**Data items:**
————————
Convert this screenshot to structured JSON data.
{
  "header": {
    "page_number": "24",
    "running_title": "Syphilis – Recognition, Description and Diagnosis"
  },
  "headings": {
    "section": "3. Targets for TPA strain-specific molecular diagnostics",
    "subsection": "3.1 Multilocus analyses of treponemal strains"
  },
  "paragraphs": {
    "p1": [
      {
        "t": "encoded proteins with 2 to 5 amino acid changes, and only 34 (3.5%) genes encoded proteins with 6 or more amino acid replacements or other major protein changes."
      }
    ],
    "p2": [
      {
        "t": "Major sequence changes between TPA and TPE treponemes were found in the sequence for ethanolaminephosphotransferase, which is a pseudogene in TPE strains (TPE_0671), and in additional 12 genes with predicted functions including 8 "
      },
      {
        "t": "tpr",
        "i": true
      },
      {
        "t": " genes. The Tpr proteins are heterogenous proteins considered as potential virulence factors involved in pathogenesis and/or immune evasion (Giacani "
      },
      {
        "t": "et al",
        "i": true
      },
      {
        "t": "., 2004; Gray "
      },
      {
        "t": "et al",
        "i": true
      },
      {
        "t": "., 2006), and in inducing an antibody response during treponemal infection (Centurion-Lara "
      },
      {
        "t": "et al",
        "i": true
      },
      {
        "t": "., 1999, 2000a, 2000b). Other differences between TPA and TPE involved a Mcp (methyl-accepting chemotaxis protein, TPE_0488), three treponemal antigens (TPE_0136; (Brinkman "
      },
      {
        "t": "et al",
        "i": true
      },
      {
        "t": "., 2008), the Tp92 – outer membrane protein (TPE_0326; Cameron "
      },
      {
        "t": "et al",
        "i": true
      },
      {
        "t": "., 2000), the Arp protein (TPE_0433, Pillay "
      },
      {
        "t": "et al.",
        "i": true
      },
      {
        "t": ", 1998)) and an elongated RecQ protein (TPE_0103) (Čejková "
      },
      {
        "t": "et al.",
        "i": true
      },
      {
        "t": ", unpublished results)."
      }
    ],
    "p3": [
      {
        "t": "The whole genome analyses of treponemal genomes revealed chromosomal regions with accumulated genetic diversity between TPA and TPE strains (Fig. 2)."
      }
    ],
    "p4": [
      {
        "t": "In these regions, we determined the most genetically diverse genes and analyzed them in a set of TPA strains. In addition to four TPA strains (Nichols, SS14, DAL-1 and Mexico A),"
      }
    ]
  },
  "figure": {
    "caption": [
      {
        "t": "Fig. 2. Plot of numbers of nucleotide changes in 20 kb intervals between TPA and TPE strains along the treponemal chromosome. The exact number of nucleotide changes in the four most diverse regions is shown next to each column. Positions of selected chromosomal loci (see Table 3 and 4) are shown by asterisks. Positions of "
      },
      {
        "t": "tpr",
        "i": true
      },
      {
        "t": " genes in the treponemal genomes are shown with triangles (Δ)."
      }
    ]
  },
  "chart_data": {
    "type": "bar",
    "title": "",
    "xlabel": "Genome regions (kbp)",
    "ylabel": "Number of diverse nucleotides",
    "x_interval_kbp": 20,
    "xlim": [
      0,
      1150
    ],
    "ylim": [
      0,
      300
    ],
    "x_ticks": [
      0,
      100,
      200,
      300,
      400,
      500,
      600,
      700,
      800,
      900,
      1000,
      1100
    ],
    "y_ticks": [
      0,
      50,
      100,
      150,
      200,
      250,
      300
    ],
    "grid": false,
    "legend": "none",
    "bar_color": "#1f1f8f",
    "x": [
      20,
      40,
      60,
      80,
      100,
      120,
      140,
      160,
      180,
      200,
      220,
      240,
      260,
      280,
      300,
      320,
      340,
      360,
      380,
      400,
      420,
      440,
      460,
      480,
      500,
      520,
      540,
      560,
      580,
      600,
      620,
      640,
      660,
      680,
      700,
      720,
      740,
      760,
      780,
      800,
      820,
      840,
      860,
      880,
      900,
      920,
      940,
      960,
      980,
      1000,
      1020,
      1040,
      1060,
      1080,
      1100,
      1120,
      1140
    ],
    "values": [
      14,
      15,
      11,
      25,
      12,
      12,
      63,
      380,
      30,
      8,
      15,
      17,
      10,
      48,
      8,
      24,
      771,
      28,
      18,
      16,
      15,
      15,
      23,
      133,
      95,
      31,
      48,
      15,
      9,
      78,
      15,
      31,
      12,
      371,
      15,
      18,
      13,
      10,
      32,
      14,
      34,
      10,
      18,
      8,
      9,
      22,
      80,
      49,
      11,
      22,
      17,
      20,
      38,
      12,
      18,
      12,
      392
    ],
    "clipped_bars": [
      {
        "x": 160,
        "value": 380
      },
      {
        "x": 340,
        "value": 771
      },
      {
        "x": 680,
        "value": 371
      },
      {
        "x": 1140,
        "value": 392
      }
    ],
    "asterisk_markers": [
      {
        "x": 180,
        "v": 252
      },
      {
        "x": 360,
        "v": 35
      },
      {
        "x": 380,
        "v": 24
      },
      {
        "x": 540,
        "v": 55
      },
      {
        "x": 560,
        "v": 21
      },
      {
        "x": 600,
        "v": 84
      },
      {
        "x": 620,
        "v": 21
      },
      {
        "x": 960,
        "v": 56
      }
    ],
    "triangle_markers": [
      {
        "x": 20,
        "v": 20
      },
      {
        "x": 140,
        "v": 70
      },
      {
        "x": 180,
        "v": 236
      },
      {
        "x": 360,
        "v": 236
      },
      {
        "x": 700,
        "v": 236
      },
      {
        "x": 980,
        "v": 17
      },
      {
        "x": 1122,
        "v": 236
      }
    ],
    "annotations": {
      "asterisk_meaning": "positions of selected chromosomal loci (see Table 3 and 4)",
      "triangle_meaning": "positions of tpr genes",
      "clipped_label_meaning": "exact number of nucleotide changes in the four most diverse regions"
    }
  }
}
————————
**Problem to work on:** All of the data above needs to be written out exactly.

**Result:**
Convert this screenshot to structured JSON data.
{
  "header": {
    "page_number": "24",
    "running_title": "Syphilis – Recognition, Description and Diagnosis"
  },
  "headings": {
    "section": "3. Targets for TPA strain-specific molecular diagnostics",
    "subsection": "3.1 Multilocus analyses of treponemal strains"
  },
  "paragraphs": {
    "p1": [
      {
        "t": "encoded proteins with 2 to 5 amino acid changes, and only 34 (3.5%) genes encoded proteins with 6 or more amino acid replacements or other major protein changes."
      }
    ],
    "p2": [
      {
        "t": "Major sequence changes between TPA and TPE treponemes were found in the sequence for ethanolaminephosphotransferase, which is a pseudogene in TPE strains (TPE_0671), and in additional 12 genes with predicted functions including 8 "
      },
      {
        "t": "tpr",
        "i": true
      },
      {
        "t": " genes. The Tpr proteins are heterogenous proteins considered as potential virulence factors involved in pathogenesis and/or immune evasion (Giacani "
      },
      {
        "t": "et al",
        "i": true
      },
      {
        "t": "., 2004; Gray "
      },
      {
        "t": "et al",
        "i": true
      },
      {
        "t": "., 2006), and in inducing an antibody response during treponemal infection (Centurion-Lara "
      },
      {
        "t": "et al",
        "i": true
      },
      {
        "t": "., 1999, 2000a, 2000b). Other differences between TPA and TPE involved a Mcp (methyl-accepting chemotaxis protein, TPE_0488), three treponemal antigens (TPE_0136; (Brinkman "
      },
      {
        "t": "et al",
        "i": true
      },
      {
        "t": "., 2008), the Tp92 – outer membrane protein (TPE_0326; Cameron "
      },
      {
        "t": "et al",
        "i": true
      },
      {
        "t": "., 2000), the Arp protein (TPE_0433, Pillay "
      },
      {
        "t": "et al.",
        "i": true
      },
      {
        "t": ", 1998)) and an elongated RecQ protein (TPE_0103) (Čejková "
      },
      {
        "t": "et al.",
        "i": true
      },
      {
        "t": ", unpublished results)."
      }
    ],
    "p3": [
      {
        "t": "The whole genome analyses of treponemal genomes revealed chromosomal regions with accumulated genetic diversity between TPA and TPE strains (Fig. 2)."
      }
    ],
    "p4": [
      {
        "t": "In these regions, we determined the most genetically diverse genes and analyzed them in a set of TPA strains. In addition to four TPA strains (Nichols, SS14, DAL-1 and Mexico A),"
      }
    ]
  },
  "figure": {
    "caption": [
      {
        "t": "Fig. 2. Plot of numbers of nucleotide changes in 20 kb intervals between TPA and TPE strains along the treponemal chromosome. The exact number of nucleotide changes in the four most diverse regions is shown next to each column. Positions of selected chromosomal loci (see Table 3 and 4) are shown by asterisks. Positions of "
      },
      {
        "t": "tpr",
        "i": true
      },
      {
        "t": " genes in the treponemal genomes are shown with triangles (Δ)."
      }
    ]
  },
  "chart_data": {
    "type": "bar",
    "title": "",
    "xlabel": "Genome regions (kbp)",
    "ylabel": "Number of diverse nucleotides",
    "x_interval_kbp": 20,
    "xlim": [
      0,
      1150
    ],
    "ylim": [
      0,
      300
    ],
    "x_ticks": [
      0,
      100,
      200,
      300,
      400,
      500,
      600,
      700,
      800,
      900,
      1000,
      1100
    ],
    "y_ticks": [
      0,
      50,
      100,
      150,
      200,
      250,
      300
    ],
    "grid": false,
    "legend": "none",
    "bar_color": "#1f1f8f",
    "x": [
      20,
      40,
      60,
      80,
      100,
      120,
      140,
      160,
      180,
      200,
      220,
      240,
      260,
      280,
      300,
      320,
      340,
      360,
      380,
      400,
      420,
      440,
      460,
      480,
      500,
      520,
      540,
      560,
      580,
      600,
      620,
      640,
      660,
      680,
      700,
      720,
      740,
      760,
      780,
      800,
      820,
      840,
      860,
      880,
      900,
      920,
      940,
      960,
      980,
      1000,
      1020,
      1040,
      1060,
      1080,
      1100,
      1120,
      1140
    ],
    "values": [
      14,
      15,
      11,
      25,
      12,
      12,
      63,
      380,
      30,
      8,
      15,
      17,
      10,
      48,
      8,
      24,
      771,
      28,
      18,
      16,
      15,
      15,
      23,
      133,
      95,
      31,
      48,
      15,
      9,
      78,
      15,
      31,
      12,
      371,
      15,
      18,
      13,
      10,
      32,
      14,
      34,
      10,
      18,
      8,
      9,
      22,
      80,
      49,
      11,
      22,
      17,
      20,
      38,
      12,
      18,
      12,
      392
    ],
    "clipped_bars": [
      {
        "x": 160,
        "value": 380
      },
      {
        "x": 340,
        "value": 771
      },
      {
        "x": 680,
        "value": 371
      },
      {
        "x": 1140,
        "value": 392
      }
    ],
    "asterisk_markers": [
      {
        "x": 180,
        "v": 252
      },
      {
        "x": 360,
        "v": 35
      },
      {
        "x": 380,
        "v": 24
      },
      {
        "x": 540,
        "v": 55
      },
      {
        "x": 560,
        "v": 21
      },
      {
        "x": 600,
        "v": 84
      },
      {
        "x": 620,
        "v": 21
      },
      {
        "x": 960,
        "v": 56
      }
    ],
    "triangle_markers": [
      {
        "x": 20,
        "v": 20
      },
      {
        "x": 140,
        "v": 70
      },
      {
        "x": 180,
        "v": 236
      },
      {
        "x": 360,
        "v": 236
      },
      {
        "x": 700,
        "v": 236
      },
      {
        "x": 980,
        "v": 17
      },
      {
        "x": 1122,
        "v": 236
      }
    ],
    "annotations": {
      "asterisk_meaning": "positions of selected chromosomal loci (see Table 3 and 4)",
      "triangle_meaning": "positions of tpr genes",
      "clipped_label_meaning": "exact number of nucleotide changes in the four most diverse regions"
    }
  }
}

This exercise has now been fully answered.